What you need to do -
Sift the material for lines containing "Bristol", and return them.
— BEGIN —
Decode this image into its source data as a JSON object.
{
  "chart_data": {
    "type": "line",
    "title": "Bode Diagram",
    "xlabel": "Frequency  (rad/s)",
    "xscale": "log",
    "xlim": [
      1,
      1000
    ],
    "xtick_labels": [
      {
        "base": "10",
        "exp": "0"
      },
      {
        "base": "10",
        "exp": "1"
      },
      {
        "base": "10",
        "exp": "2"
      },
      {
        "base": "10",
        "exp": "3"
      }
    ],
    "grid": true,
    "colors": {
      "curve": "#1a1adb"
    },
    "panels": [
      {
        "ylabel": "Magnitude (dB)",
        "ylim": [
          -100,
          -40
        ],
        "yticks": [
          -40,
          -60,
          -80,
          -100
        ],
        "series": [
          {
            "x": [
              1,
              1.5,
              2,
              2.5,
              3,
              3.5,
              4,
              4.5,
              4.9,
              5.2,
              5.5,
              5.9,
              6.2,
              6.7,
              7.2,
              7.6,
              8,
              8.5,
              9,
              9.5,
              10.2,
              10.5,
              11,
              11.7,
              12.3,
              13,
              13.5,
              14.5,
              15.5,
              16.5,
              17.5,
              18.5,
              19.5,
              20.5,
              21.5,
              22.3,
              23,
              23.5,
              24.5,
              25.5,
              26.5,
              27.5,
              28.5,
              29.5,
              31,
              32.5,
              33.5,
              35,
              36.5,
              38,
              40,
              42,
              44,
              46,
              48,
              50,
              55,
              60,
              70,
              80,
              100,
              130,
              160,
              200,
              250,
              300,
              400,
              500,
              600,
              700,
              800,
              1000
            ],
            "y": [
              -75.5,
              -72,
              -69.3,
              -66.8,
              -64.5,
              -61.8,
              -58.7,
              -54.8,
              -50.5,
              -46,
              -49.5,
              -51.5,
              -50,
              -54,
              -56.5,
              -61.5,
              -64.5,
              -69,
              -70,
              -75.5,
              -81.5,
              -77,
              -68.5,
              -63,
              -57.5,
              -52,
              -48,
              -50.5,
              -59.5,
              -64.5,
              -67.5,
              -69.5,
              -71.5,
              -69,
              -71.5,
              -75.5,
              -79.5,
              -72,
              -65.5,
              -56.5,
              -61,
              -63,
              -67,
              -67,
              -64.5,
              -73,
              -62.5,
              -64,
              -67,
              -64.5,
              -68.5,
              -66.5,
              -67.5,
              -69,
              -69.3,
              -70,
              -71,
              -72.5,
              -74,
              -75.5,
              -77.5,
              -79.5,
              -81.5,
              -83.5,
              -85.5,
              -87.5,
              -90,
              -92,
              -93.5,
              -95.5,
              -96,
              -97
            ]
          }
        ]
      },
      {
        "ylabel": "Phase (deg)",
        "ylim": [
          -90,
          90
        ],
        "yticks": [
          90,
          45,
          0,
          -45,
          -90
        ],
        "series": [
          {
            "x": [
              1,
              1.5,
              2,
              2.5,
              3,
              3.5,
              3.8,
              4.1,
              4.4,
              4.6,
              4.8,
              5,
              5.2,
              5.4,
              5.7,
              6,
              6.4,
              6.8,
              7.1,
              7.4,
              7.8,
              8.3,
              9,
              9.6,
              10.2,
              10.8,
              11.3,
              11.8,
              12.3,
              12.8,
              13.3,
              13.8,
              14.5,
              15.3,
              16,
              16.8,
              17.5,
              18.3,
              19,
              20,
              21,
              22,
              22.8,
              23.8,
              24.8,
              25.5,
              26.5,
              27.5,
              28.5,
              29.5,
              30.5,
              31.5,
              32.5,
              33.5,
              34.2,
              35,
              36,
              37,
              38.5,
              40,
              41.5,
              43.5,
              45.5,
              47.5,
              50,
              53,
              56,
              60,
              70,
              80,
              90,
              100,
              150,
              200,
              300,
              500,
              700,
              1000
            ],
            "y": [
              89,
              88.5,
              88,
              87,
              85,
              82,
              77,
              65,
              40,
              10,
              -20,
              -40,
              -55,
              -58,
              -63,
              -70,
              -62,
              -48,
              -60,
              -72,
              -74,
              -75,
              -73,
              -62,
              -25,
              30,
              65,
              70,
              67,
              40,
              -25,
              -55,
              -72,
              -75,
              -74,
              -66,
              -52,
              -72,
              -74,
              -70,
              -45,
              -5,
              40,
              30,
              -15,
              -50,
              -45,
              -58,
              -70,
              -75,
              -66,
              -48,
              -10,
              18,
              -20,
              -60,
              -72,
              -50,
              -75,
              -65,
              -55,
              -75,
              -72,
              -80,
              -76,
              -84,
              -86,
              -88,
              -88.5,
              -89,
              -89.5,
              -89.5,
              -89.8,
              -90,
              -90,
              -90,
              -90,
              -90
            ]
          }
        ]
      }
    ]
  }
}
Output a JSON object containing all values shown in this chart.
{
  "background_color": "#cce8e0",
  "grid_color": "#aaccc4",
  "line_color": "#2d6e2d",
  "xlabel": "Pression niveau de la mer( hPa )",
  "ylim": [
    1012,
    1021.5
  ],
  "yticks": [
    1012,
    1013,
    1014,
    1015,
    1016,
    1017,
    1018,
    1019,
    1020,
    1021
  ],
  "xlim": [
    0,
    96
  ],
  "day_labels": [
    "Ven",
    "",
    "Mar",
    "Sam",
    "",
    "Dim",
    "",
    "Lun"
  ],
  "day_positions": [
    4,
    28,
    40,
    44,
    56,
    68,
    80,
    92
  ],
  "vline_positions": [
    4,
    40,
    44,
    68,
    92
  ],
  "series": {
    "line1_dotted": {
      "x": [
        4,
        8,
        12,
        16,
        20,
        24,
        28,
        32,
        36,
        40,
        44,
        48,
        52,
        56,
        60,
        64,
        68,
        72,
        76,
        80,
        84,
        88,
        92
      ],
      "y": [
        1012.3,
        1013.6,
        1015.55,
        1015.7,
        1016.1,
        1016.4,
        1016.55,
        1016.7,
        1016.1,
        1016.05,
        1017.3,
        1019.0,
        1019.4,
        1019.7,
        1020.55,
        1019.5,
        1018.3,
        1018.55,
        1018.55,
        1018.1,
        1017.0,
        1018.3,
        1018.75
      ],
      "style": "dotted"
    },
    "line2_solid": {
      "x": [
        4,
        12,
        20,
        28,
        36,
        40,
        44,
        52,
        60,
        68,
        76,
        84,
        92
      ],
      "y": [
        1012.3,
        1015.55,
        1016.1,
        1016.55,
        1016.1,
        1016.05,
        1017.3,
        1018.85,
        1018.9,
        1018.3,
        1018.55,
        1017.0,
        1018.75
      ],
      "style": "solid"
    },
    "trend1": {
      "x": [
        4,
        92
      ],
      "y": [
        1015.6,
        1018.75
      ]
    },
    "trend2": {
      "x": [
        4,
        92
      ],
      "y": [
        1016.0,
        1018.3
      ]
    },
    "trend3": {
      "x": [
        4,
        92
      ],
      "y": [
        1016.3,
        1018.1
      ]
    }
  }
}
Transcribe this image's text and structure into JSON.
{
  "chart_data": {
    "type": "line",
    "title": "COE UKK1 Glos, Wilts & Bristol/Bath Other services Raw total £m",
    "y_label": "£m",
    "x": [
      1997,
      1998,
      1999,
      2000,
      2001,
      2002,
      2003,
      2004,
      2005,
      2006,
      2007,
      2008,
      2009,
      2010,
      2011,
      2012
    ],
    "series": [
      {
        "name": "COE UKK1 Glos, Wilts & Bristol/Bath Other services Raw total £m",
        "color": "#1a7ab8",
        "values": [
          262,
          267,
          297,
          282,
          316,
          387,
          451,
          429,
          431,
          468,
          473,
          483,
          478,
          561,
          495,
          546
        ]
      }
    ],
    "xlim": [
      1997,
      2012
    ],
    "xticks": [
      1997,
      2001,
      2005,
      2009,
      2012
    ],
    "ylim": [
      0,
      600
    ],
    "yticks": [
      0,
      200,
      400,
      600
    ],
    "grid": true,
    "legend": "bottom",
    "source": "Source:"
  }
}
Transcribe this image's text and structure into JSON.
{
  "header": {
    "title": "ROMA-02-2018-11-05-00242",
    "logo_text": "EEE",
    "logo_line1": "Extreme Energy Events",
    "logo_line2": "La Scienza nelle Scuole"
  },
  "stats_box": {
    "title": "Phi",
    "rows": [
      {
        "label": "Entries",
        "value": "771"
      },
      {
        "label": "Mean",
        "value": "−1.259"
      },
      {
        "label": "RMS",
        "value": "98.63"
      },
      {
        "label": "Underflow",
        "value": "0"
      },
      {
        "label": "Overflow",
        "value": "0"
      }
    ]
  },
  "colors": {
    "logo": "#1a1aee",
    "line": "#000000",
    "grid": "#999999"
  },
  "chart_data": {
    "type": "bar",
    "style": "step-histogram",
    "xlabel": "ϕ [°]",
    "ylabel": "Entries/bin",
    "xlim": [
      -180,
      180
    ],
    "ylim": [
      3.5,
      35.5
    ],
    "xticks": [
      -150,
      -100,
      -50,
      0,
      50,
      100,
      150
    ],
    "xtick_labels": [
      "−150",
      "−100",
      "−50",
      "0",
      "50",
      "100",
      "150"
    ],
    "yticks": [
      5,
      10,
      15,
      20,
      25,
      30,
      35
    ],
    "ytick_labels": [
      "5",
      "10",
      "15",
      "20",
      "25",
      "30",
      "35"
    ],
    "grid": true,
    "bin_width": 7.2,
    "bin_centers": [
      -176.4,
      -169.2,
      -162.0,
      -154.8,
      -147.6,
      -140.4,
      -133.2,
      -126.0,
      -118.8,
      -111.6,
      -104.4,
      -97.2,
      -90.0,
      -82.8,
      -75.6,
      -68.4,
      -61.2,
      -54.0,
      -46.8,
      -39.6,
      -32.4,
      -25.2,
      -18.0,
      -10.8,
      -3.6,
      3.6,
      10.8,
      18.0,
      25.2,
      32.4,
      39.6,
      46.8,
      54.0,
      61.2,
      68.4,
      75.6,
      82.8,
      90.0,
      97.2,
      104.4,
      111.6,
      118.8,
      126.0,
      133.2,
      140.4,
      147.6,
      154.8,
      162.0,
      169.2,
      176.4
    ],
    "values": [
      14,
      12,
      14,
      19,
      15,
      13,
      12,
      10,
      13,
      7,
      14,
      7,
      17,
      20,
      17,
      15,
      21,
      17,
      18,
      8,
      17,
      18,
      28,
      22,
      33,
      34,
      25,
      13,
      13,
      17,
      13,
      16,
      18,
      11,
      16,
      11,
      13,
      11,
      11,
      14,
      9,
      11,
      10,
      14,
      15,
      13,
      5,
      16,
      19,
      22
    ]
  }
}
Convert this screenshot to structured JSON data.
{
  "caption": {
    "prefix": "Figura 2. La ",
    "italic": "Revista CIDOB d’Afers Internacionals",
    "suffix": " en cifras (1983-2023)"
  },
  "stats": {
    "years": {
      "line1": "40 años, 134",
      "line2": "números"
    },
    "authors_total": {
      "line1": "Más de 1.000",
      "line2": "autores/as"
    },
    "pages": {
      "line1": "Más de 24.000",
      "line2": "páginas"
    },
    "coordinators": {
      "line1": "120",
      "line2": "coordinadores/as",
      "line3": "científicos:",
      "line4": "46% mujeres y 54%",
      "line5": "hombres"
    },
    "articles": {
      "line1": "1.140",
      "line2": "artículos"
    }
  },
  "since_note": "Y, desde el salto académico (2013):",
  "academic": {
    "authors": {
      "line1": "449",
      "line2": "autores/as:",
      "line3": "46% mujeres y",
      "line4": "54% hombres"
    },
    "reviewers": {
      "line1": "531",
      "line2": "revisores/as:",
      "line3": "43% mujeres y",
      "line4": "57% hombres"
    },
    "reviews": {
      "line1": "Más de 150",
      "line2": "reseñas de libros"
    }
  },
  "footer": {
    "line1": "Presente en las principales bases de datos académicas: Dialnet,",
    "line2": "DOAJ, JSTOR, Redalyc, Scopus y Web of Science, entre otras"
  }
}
— END —
Full response -
    "title": "COE UKK1 Glos, Wilts & Bristol/Bath Other services Raw total £m",
        "name": "COE UKK1 Glos, Wilts & Bristol/Bath Other services Raw total £m",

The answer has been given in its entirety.